Passage provided>
I skipped out of the session to catch some posters, but I came back
in time for an interesting talk by Booth et al, of the Hadley center,
showing the robustness of their simulation of Amazon dieback against
variations in uncertain atmospheric parameters (it may die sooner, it
may die later, but die it does). He showed, though, that whether the
Amazon dies back is sensitive to the formulation of the land surface
model, with only about half of the randomly-chosen cases done giving a
dieback. Is this a tipping point? I'm not sure I care whether it is or
not, but it sure is important, especially given how much CO2 gets
dumped into the atmosphere if the Amazon dies. A nasty thing is that
the part of the Amazon that is most robust is precisely the part where
deforestation from economic development is worst.
What I personally found most interesting today, with regard to
climate change issues, was contained in three papers or posters by
Camp, Tung and a few other collaborators, concerning the surface
temperature response to forcing by total solar luminosity changes in
the 11 year solar cycle. The first talk was not specifically tied to
the luminosity: it was a slight variant on the Camp and Tung paper
which appeared recently in GRL, which used the periodicity of the 11
year cycle to detect the pattern and magnitude of the solar cycle in
surface temperature data from the NCEP reanalysis. The slight variant
was that instead of doing a composite, Camp used a form of linear
discriminant analysis. It gives similar results to the compositing
method: polar amplification in the pattern, and a global mean
temperature amplitude of about 0.18K peak to peak. That's nearly twice
what most other analyses give; e.g. Scafetta's estimate yields more
like 0.1K .
That wasn't so terribly exciting, given the earlier GRL result, but
where things get interesting is where you try to explain a magnitude of
signal this big in terms of basic physics. This is important because
there is a perception that GCM's vastly underestimate the amplitude of
the response to total solar luminosity, leading to a perception that
there is some “missing physics” (whether it be exotic amplification of
a stratospheric response, or something like clouds and cosmic rays). In
a second talk, Tung and Camp looked at simple surface energy balance
models with thermal inertia, to see what they could do. To set the
stage, Tung points out that a naive estimate would say that to get a
.17K signal from a solar irradiance cycle with amplitude of .18 Watt
per square meter you need a climate sensitivity factor of about 1 —
that would give you equilibrium warming of 3.7K for doubling of CO2
(which has a radiative forcing of 3.7 Watts per square meter). That's
actually an underestimate, since the response to the 11 year cycle is
damped by thermal inertia, so that underestimates equilibrium
sensitivity — the thermal inertia in the atmosphere and ocean averages
out the bright sun and faint sun periods to some extent. Thus, Camp and
Tung's result points towards a climate sensitivity considerably higher
than the mid-range IPCC number.

Record list>
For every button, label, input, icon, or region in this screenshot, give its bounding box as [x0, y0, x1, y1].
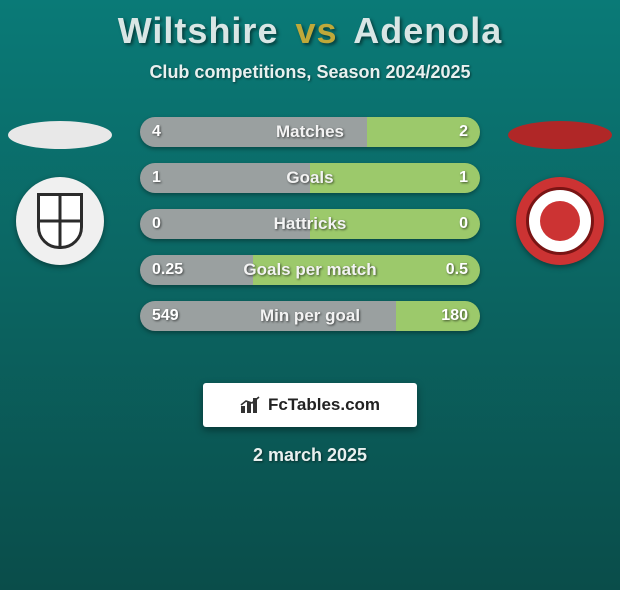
player2-name: Adenola [353, 10, 502, 51]
right-player-column [500, 111, 620, 265]
stat-bar-row: Min per goal549180 [140, 301, 480, 331]
comparison-date: 2 march 2025 [0, 445, 620, 466]
left-club-badge [16, 177, 104, 265]
badge-inner-ring [526, 187, 594, 255]
shield-icon [37, 193, 83, 249]
stat-bar-row: Hattricks00 [140, 209, 480, 239]
comparison-content: Matches42 Goals11 Hattricks00 Goals per mat… [0, 111, 620, 371]
brand-logo: FcTables.com [203, 383, 417, 427]
stat-bar-row: Matches42 [140, 117, 480, 147]
comparison-title: Wiltshire vs Adenola [0, 10, 620, 52]
vs-text: vs [295, 10, 337, 51]
stat-bar-left-fill [140, 117, 367, 147]
stat-bar-left-fill [140, 301, 396, 331]
chart-icon [240, 396, 262, 414]
stat-bar-right-fill [253, 255, 480, 285]
stat-bar-left-fill [140, 255, 253, 285]
left-player-color-oval [8, 121, 112, 149]
brand-text: FcTables.com [268, 395, 380, 415]
right-player-color-oval [508, 121, 612, 149]
stat-bar-left-fill [140, 163, 310, 193]
stat-bar-right-fill [310, 163, 480, 193]
stat-bar-left-fill [140, 209, 310, 239]
player1-name: Wiltshire [118, 10, 279, 51]
stat-bar-row: Goals per match0.250.5 [140, 255, 480, 285]
stat-bar-right-fill [396, 301, 480, 331]
badge-center-dot [540, 201, 580, 241]
stat-bar-right-fill [310, 209, 480, 239]
stat-bar-row: Goals11 [140, 163, 480, 193]
stat-bar-right-fill [367, 117, 480, 147]
stat-bars: Matches42 Goals11 Hattricks00 Goals per mat… [140, 117, 480, 347]
right-club-badge [516, 177, 604, 265]
subtitle: Club competitions, Season 2024/2025 [0, 62, 620, 83]
left-player-column [0, 111, 120, 265]
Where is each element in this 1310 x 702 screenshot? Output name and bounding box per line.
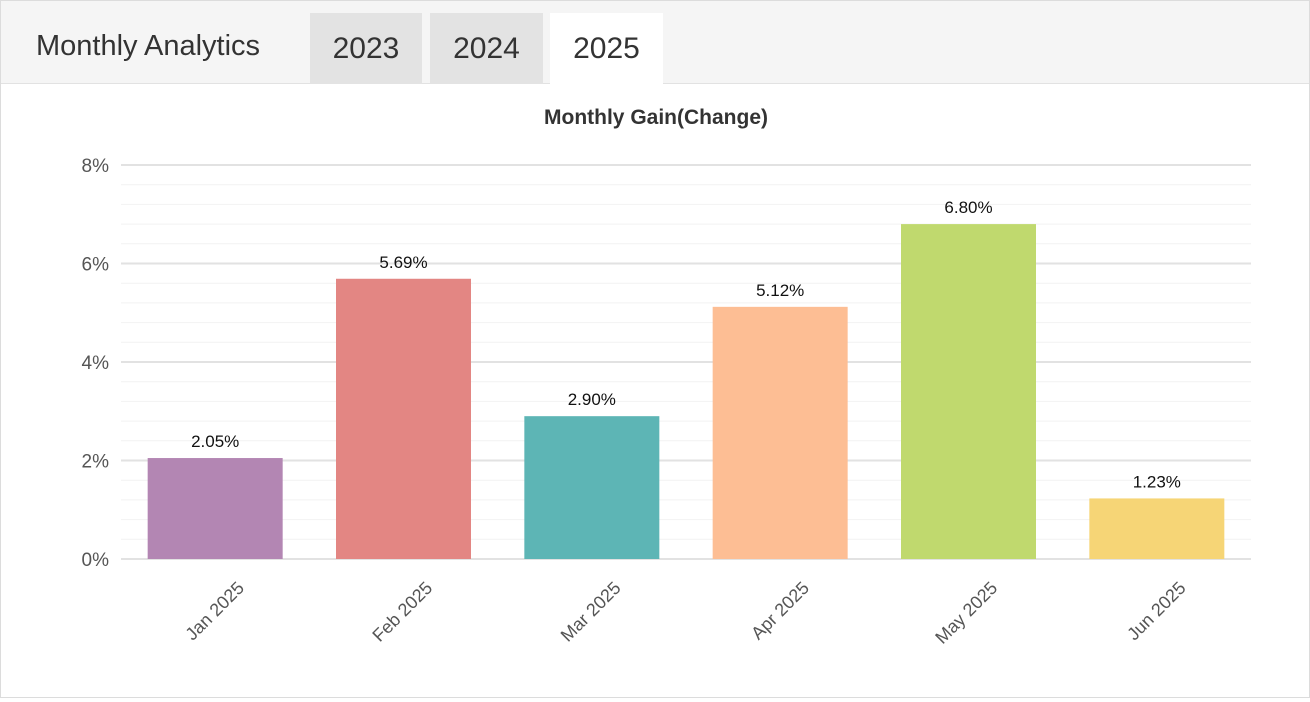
bar-apr-2025[interactable] (712, 306, 848, 559)
x-tick-label: Jan 2025 (181, 578, 248, 645)
bar-value-label: 6.80% (944, 198, 992, 217)
chart-title: Monthly Gain(Change) (544, 106, 768, 129)
bar-value-label: 1.23% (1133, 472, 1181, 491)
bar-feb-2025[interactable] (336, 278, 471, 559)
bar-value-label: 2.90% (568, 390, 616, 409)
panel-header: Monthly Analytics 2023 2024 2025 (1, 1, 1309, 85)
x-tick-label: Apr 2025 (747, 578, 813, 644)
y-tick-label: 0% (82, 550, 110, 571)
x-tick-label: Jun 2025 (1123, 578, 1190, 645)
y-tick-label: 4% (82, 353, 110, 374)
page-title: Monthly Analytics (36, 30, 261, 62)
tab-2025[interactable]: 2025 (550, 13, 663, 85)
bar-value-label: 5.69% (379, 253, 427, 272)
bar-jan-2025[interactable] (147, 458, 283, 559)
bars (147, 224, 1225, 559)
x-tick-label: Mar 2025 (557, 578, 625, 646)
tab-2023[interactable]: 2023 (310, 13, 422, 84)
y-tick-label: 8% (82, 156, 110, 177)
bar-may-2025[interactable] (901, 224, 1036, 559)
y-tick-label: 6% (82, 255, 110, 276)
bar-value-label: 5.12% (756, 281, 804, 300)
bar-mar-2025[interactable] (524, 416, 660, 559)
bar-chart: 0% 2% 4% 6% 8% 2.05% 5.69% 2.90% 5.12% 6.80% 1.23… (82, 106, 1251, 648)
bar-jun-2025[interactable] (1089, 498, 1225, 559)
x-tick-label: May 2025 (931, 578, 1001, 648)
value-labels: 2.05% 5.69% 2.90% 5.12% 6.80% 1.23% (191, 198, 1181, 491)
chart-area: 0% 2% 4% 6% 8% 2.05% 5.69% 2.90% 5.12% 6.80% 1.23… (1, 84, 1309, 697)
y-tick-label: 2% (82, 452, 110, 473)
y-axis-ticks: 0% 2% 4% 6% 8% (82, 156, 110, 571)
x-tick-label: Feb 2025 (368, 578, 436, 646)
bar-value-label: 2.05% (191, 432, 239, 451)
x-axis-ticks: Jan 2025 Feb 2025 Mar 2025 Apr 2025 May 2025… (181, 578, 1189, 648)
tab-2024[interactable]: 2024 (430, 13, 543, 84)
gridlines (121, 164, 1251, 560)
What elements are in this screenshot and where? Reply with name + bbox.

Instructions to follow>
In the climate-talk passage above, transcribe the text word for word, starting at "I skipped out" and ending at "development is worst.".

Output for this exercise>
I skipped out of the session to catch some posters, but I came back
in time for an interesting talk by Booth et al, of the Hadley center,
showing the robustness of their simulation of Amazon dieback against
variations in uncertain atmospheric parameters (it may die sooner, it
may die later, but die it does). He showed, though, that whether the
Amazon dies back is sensitive to the formulation of the land surface
model, with only about half of the randomly-chosen cases done giving a
dieback. Is this a tipping point? I'm not sure I care whether it is or
not, but it sure is important, especially given how much CO2 gets
dumped into the atmosphere if the Amazon dies. A nasty thing is that
the part of the Amazon that is most robust is precisely the part where
deforestation from economic development is worst.